### REQUEST
Quote the records that follow in full and exactly; leave out the pictures.

### Collected data

## begin

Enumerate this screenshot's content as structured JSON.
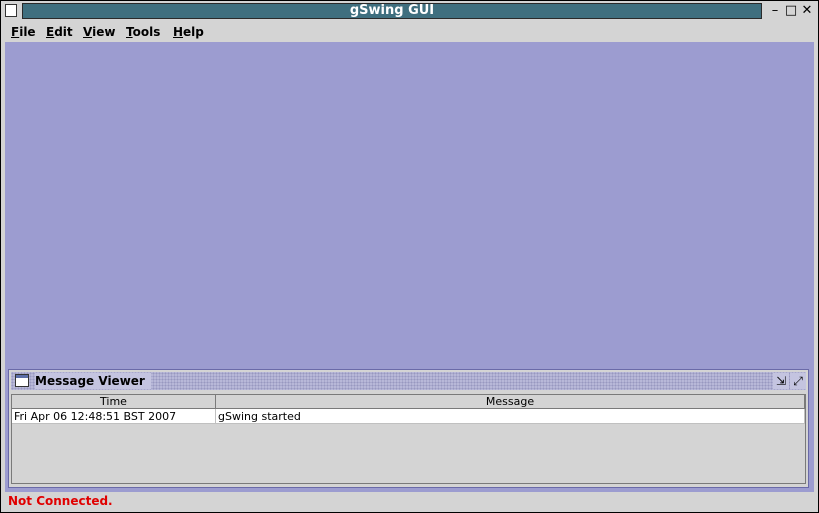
{
  "window": {
    "title": "gSwing GUI",
    "minimize_glyph": "–",
    "maximize_glyph": "□",
    "close_glyph": "✕"
  },
  "menubar": {
    "items": [
      {
        "mnemonic": "F",
        "rest": "ile"
      },
      {
        "mnemonic": "E",
        "rest": "dit"
      },
      {
        "mnemonic": "V",
        "rest": "iew"
      },
      {
        "mnemonic": "T",
        "rest": "ools"
      },
      {
        "mnemonic": "H",
        "rest": "elp"
      }
    ]
  },
  "message_viewer": {
    "title": "Message Viewer",
    "iconify_glyph": "⇲",
    "maximize_glyph": "⤢",
    "columns": [
      "Time",
      "Message"
    ],
    "rows": [
      {
        "time": "Fri Apr 06 12:48:51 BST 2007",
        "message": "gSwing started"
      }
    ]
  },
  "status": {
    "text": "Not Connected."
  },
  "colors": {
    "desktop": "#9c9cd0",
    "titlebar": "#3f6f7f",
    "status_error": "#e00000"
  }
}
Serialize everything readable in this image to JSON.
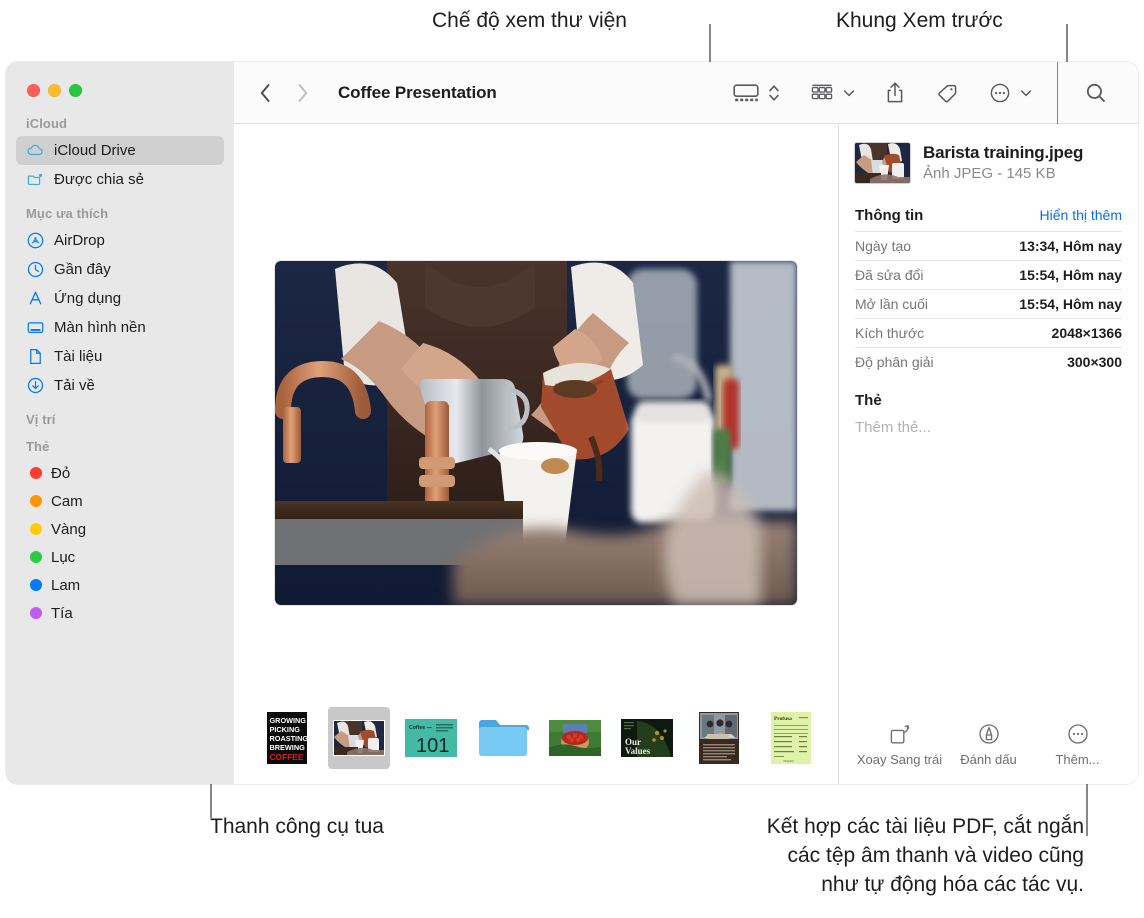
{
  "callouts": {
    "top_left": "Chế độ xem thư viện",
    "top_right": "Khung Xem trước",
    "bottom_left": "Thanh công cụ tua",
    "bottom_right": "Kết hợp các tài liệu PDF, cắt ngắn\ncác tệp âm thanh và video cũng\nnhư tự động hóa các tác vụ."
  },
  "window": {
    "title": "Coffee Presentation"
  },
  "sidebar": {
    "sections": [
      {
        "label": "iCloud"
      },
      {
        "label": "Mục ưa thích"
      },
      {
        "label": "Vị trí"
      },
      {
        "label": "Thẻ"
      }
    ],
    "icloud_items": [
      {
        "label": "iCloud Drive",
        "icon": "cloud-icon",
        "selected": true
      },
      {
        "label": "Được chia sẻ",
        "icon": "shared-folder-icon",
        "selected": false
      }
    ],
    "favorite_items": [
      {
        "label": "AirDrop",
        "icon": "airdrop-icon"
      },
      {
        "label": "Gần đây",
        "icon": "clock-icon"
      },
      {
        "label": "Ứng dụng",
        "icon": "applications-icon"
      },
      {
        "label": "Màn hình nền",
        "icon": "desktop-icon"
      },
      {
        "label": "Tài liệu",
        "icon": "document-icon"
      },
      {
        "label": "Tải về",
        "icon": "downloads-icon"
      }
    ],
    "tags": [
      {
        "label": "Đỏ",
        "color": "#ff3b30"
      },
      {
        "label": "Cam",
        "color": "#ff9500"
      },
      {
        "label": "Vàng",
        "color": "#ffcc00"
      },
      {
        "label": "Lục",
        "color": "#28cd41"
      },
      {
        "label": "Lam",
        "color": "#007aff"
      },
      {
        "label": "Tía",
        "color": "#bf5af2"
      }
    ]
  },
  "toolbar": {
    "back_label": "Quay lại",
    "forward_label": "Tiến tới",
    "view_gallery_label": "Chế độ xem thư viện",
    "view_stepper_label": "Đổi chế độ xem",
    "group_label": "Nhóm",
    "share_label": "Chia sẻ",
    "tag_label": "Thẻ",
    "more_label": "Thêm tác vụ",
    "search_label": "Tìm kiếm"
  },
  "inspector": {
    "file_name": "Barista training.jpeg",
    "file_meta": "Ảnh JPEG - 145 KB",
    "info_heading": "Thông tin",
    "show_more_link": "Hiển thị thêm",
    "info_rows": [
      {
        "key": "Ngày tạo",
        "value": "13:34, Hôm nay"
      },
      {
        "key": "Đã sửa đổi",
        "value": "15:54, Hôm nay"
      },
      {
        "key": "Mở lần cuối",
        "value": "15:54, Hôm nay"
      },
      {
        "key": "Kích thước",
        "value": "2048×1366"
      },
      {
        "key": "Độ phân giải",
        "value": "300×300"
      }
    ],
    "tags_heading": "Thẻ",
    "tags_placeholder": "Thêm thẻ...",
    "actions": [
      {
        "label": "Xoay Sang trái",
        "icon": "rotate-left-icon"
      },
      {
        "label": "Đánh dấu",
        "icon": "markup-icon"
      },
      {
        "label": "Thêm...",
        "icon": "more-circle-icon"
      }
    ]
  },
  "thumbnails": [
    {
      "name": "coffee-poster",
      "type": "poster",
      "lines": [
        "GROWING",
        "PICKING",
        "ROASTING",
        "BREWING",
        "COFFEE"
      ],
      "selected": false
    },
    {
      "name": "barista-training",
      "type": "photo-barista",
      "selected": true
    },
    {
      "name": "coffee-101",
      "type": "slide-101",
      "title": "Coffee —",
      "big": "101",
      "selected": false
    },
    {
      "name": "folder",
      "type": "folder",
      "selected": false
    },
    {
      "name": "berries-basket",
      "type": "photo-berries",
      "selected": false
    },
    {
      "name": "our-values",
      "type": "slide-values",
      "line1": "Our",
      "line2": "Values",
      "selected": false
    },
    {
      "name": "meeting-doc",
      "type": "doc-meeting",
      "selected": false
    },
    {
      "name": "invoice",
      "type": "doc-invoice",
      "title": "Profusa",
      "selected": false
    }
  ],
  "colors": {
    "accent_blue": "#0a6fe8",
    "sidebar_bg": "#e8e8e8",
    "selected_row": "#cfcfcf",
    "toolbar_bg": "#fbfbfb",
    "text_primary": "#1d1d1f",
    "text_secondary": "#8a8a8e"
  }
}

## end

### FULL SOLUTION
Enumerate this screenshot's content as structured JSON.
{
  "window": {
    "title": "gSwing GUI",
    "minimize_glyph": "–",
    "maximize_glyph": "□",
    "close_glyph": "✕"
  },
  "menubar": {
    "items": [
      {
        "mnemonic": "F",
        "rest": "ile"
      },
      {
        "mnemonic": "E",
        "rest": "dit"
      },
      {
        "mnemonic": "V",
        "rest": "iew"
      },
      {
        "mnemonic": "T",
        "rest": "ools"
      },
      {
        "mnemonic": "H",
        "rest": "elp"
      }
    ]
  },
  "message_viewer": {
    "title": "Message Viewer",
    "iconify_glyph": "⇲",
    "maximize_glyph": "⤢",
    "columns": [
      "Time",
      "Message"
    ],
    "rows": [
      {
        "time": "Fri Apr 06 12:48:51 BST 2007",
        "message": "gSwing started"
      }
    ]
  },
  "status": {
    "text": "Not Connected."
  },
  "colors": {
    "desktop": "#9c9cd0",
    "titlebar": "#3f6f7f",
    "status_error": "#e00000"
  }
}
Serialize everything readable in this image to JSON.
{
  "callouts": {
    "top_left": "Chế độ xem thư viện",
    "top_right": "Khung Xem trước",
    "bottom_left": "Thanh công cụ tua",
    "bottom_right": "Kết hợp các tài liệu PDF, cắt ngắn\ncác tệp âm thanh và video cũng\nnhư tự động hóa các tác vụ."
  },
  "window": {
    "title": "Coffee Presentation"
  },
  "sidebar": {
    "sections": [
      {
        "label": "iCloud"
      },
      {
        "label": "Mục ưa thích"
      },
      {
        "label": "Vị trí"
      },
      {
        "label": "Thẻ"
      }
    ],
    "icloud_items": [
      {
        "label": "iCloud Drive",
        "icon": "cloud-icon",
        "selected": true
      },
      {
        "label": "Được chia sẻ",
        "icon": "shared-folder-icon",
        "selected": false
      }
    ],
    "favorite_items": [
      {
        "label": "AirDrop",
        "icon": "airdrop-icon"
      },
      {
        "label": "Gần đây",
        "icon": "clock-icon"
      },
      {
        "label": "Ứng dụng",
        "icon": "applications-icon"
      },
      {
        "label": "Màn hình nền",
        "icon": "desktop-icon"
      },
      {
        "label": "Tài liệu",
        "icon": "document-icon"
      },
      {
        "label": "Tải về",
        "icon": "downloads-icon"
      }
    ],
    "tags": [
      {
        "label": "Đỏ",
        "color": "#ff3b30"
      },
      {
        "label": "Cam",
        "color": "#ff9500"
      },
      {
        "label": "Vàng",
        "color": "#ffcc00"
      },
      {
        "label": "Lục",
        "color": "#28cd41"
      },
      {
        "label": "Lam",
        "color": "#007aff"
      },
      {
        "label": "Tía",
        "color": "#bf5af2"
      }
    ]
  },
  "toolbar": {
    "back_label": "Quay lại",
    "forward_label": "Tiến tới",
    "view_gallery_label": "Chế độ xem thư viện",
    "view_stepper_label": "Đổi chế độ xem",
    "group_label": "Nhóm",
    "share_label": "Chia sẻ",
    "tag_label": "Thẻ",
    "more_label": "Thêm tác vụ",
    "search_label": "Tìm kiếm"
  },
  "inspector": {
    "file_name": "Barista training.jpeg",
    "file_meta": "Ảnh JPEG - 145 KB",
    "info_heading": "Thông tin",
    "show_more_link": "Hiển thị thêm",
    "info_rows": [
      {
        "key": "Ngày tạo",
        "value": "13:34, Hôm nay"
      },
      {
        "key": "Đã sửa đổi",
        "value": "15:54, Hôm nay"
      },
      {
        "key": "Mở lần cuối",
        "value": "15:54, Hôm nay"
      },
      {
        "key": "Kích thước",
        "value": "2048×1366"
      },
      {
        "key": "Độ phân giải",
        "value": "300×300"
      }
    ],
    "tags_heading": "Thẻ",
    "tags_placeholder": "Thêm thẻ...",
    "actions": [
      {
        "label": "Xoay Sang trái",
        "icon": "rotate-left-icon"
      },
      {
        "label": "Đánh dấu",
        "icon": "markup-icon"
      },
      {
        "label": "Thêm...",
        "icon": "more-circle-icon"
      }
    ]
  },
  "thumbnails": [
    {
      "name": "coffee-poster",
      "type": "poster",
      "lines": [
        "GROWING",
        "PICKING",
        "ROASTING",
        "BREWING",
        "COFFEE"
      ],
      "selected": false
    },
    {
      "name": "barista-training",
      "type": "photo-barista",
      "selected": true
    },
    {
      "name": "coffee-101",
      "type": "slide-101",
      "title": "Coffee —",
      "big": "101",
      "selected": false
    },
    {
      "name": "folder",
      "type": "folder",
      "selected": false
    },
    {
      "name": "berries-basket",
      "type": "photo-berries",
      "selected": false
    },
    {
      "name": "our-values",
      "type": "slide-values",
      "line1": "Our",
      "line2": "Values",
      "selected": false
    },
    {
      "name": "meeting-doc",
      "type": "doc-meeting",
      "selected": false
    },
    {
      "name": "invoice",
      "type": "doc-invoice",
      "title": "Profusa",
      "selected": false
    }
  ],
  "colors": {
    "accent_blue": "#0a6fe8",
    "sidebar_bg": "#e8e8e8",
    "selected_row": "#cfcfcf",
    "toolbar_bg": "#fbfbfb",
    "text_primary": "#1d1d1f",
    "text_secondary": "#8a8a8e"
  }
}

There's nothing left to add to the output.